• _Supplied records_
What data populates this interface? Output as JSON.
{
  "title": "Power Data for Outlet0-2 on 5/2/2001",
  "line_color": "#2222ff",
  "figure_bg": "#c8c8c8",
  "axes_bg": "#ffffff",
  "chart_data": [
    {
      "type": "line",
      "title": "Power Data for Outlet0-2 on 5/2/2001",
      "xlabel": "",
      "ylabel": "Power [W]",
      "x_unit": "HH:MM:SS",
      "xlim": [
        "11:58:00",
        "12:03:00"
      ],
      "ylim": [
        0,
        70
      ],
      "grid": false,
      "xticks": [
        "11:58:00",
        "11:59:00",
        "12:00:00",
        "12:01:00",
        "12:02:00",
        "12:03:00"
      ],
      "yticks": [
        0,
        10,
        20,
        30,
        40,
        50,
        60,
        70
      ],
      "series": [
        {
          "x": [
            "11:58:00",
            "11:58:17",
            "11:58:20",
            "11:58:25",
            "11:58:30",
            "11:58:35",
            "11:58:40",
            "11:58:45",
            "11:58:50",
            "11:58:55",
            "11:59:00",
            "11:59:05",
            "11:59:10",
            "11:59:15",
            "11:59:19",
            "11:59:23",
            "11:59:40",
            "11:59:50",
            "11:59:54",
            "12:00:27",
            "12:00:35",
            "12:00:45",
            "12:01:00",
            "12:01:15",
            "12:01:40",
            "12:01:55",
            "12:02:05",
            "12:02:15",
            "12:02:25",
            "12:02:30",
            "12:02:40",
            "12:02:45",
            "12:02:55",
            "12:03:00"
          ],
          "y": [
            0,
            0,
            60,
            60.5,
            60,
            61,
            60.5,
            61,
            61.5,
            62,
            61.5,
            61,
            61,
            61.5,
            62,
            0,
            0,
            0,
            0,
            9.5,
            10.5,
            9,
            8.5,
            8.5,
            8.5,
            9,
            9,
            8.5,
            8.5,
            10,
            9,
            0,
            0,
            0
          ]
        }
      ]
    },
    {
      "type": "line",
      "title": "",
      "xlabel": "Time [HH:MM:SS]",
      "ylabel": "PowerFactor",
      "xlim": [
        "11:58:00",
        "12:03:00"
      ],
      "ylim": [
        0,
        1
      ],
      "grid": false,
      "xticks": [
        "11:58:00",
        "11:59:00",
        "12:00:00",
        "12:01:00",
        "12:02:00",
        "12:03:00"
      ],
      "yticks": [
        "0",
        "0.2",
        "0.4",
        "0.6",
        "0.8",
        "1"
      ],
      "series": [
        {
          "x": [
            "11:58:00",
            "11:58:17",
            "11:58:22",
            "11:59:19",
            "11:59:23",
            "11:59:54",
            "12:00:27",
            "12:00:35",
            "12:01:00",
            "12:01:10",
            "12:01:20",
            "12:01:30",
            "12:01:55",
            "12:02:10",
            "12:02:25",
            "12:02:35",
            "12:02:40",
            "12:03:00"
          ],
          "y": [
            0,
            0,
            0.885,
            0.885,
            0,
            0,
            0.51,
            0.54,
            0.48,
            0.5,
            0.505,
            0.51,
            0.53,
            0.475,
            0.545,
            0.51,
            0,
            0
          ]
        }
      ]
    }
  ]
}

• _Written request_
Every entry must be retyped in full, exactly as given.

• _Response to the exercise_
What data populates this interface? Output as JSON.
{
  "title": "Power Data for Outlet0-2 on 5/2/2001",
  "line_color": "#2222ff",
  "figure_bg": "#c8c8c8",
  "axes_bg": "#ffffff",
  "chart_data": [
    {
      "type": "line",
      "title": "Power Data for Outlet0-2 on 5/2/2001",
      "xlabel": "",
      "ylabel": "Power [W]",
      "x_unit": "HH:MM:SS",
      "xlim": [
        "11:58:00",
        "12:03:00"
      ],
      "ylim": [
        0,
        70
      ],
      "grid": false,
      "xticks": [
        "11:58:00",
        "11:59:00",
        "12:00:00",
        "12:01:00",
        "12:02:00",
        "12:03:00"
      ],
      "yticks": [
        0,
        10,
        20,
        30,
        40,
        50,
        60,
        70
      ],
      "series": [
        {
          "x": [
            "11:58:00",
            "11:58:17",
            "11:58:20",
            "11:58:25",
            "11:58:30",
            "11:58:35",
            "11:58:40",
            "11:58:45",
            "11:58:50",
            "11:58:55",
            "11:59:00",
            "11:59:05",
            "11:59:10",
            "11:59:15",
            "11:59:19",
            "11:59:23",
            "11:59:40",
            "11:59:50",
            "11:59:54",
            "12:00:27",
            "12:00:35",
            "12:00:45",
            "12:01:00",
            "12:01:15",
            "12:01:40",
            "12:01:55",
            "12:02:05",
            "12:02:15",
            "12:02:25",
            "12:02:30",
            "12:02:40",
            "12:02:45",
            "12:02:55",
            "12:03:00"
          ],
          "y": [
            0,
            0,
            60,
            60.5,
            60,
            61,
            60.5,
            61,
            61.5,
            62,
            61.5,
            61,
            61,
            61.5,
            62,
            0,
            0,
            0,
            0,
            9.5,
            10.5,
            9,
            8.5,
            8.5,
            8.5,
            9,
            9,
            8.5,
            8.5,
            10,
            9,
            0,
            0,
            0
          ]
        }
      ]
    },
    {
      "type": "line",
      "title": "",
      "xlabel": "Time [HH:MM:SS]",
      "ylabel": "PowerFactor",
      "xlim": [
        "11:58:00",
        "12:03:00"
      ],
      "ylim": [
        0,
        1
      ],
      "grid": false,
      "xticks": [
        "11:58:00",
        "11:59:00",
        "12:00:00",
        "12:01:00",
        "12:02:00",
        "12:03:00"
      ],
      "yticks": [
        "0",
        "0.2",
        "0.4",
        "0.6",
        "0.8",
        "1"
      ],
      "series": [
        {
          "x": [
            "11:58:00",
            "11:58:17",
            "11:58:22",
            "11:59:19",
            "11:59:23",
            "11:59:54",
            "12:00:27",
            "12:00:35",
            "12:01:00",
            "12:01:10",
            "12:01:20",
            "12:01:30",
            "12:01:55",
            "12:02:10",
            "12:02:25",
            "12:02:35",
            "12:02:40",
            "12:03:00"
          ],
          "y": [
            0,
            0,
            0.885,
            0.885,
            0,
            0,
            0.51,
            0.54,
            0.48,
            0.5,
            0.505,
            0.51,
            0.53,
            0.475,
            0.545,
            0.51,
            0,
            0
          ]
        }
      ]
    }
  ]
}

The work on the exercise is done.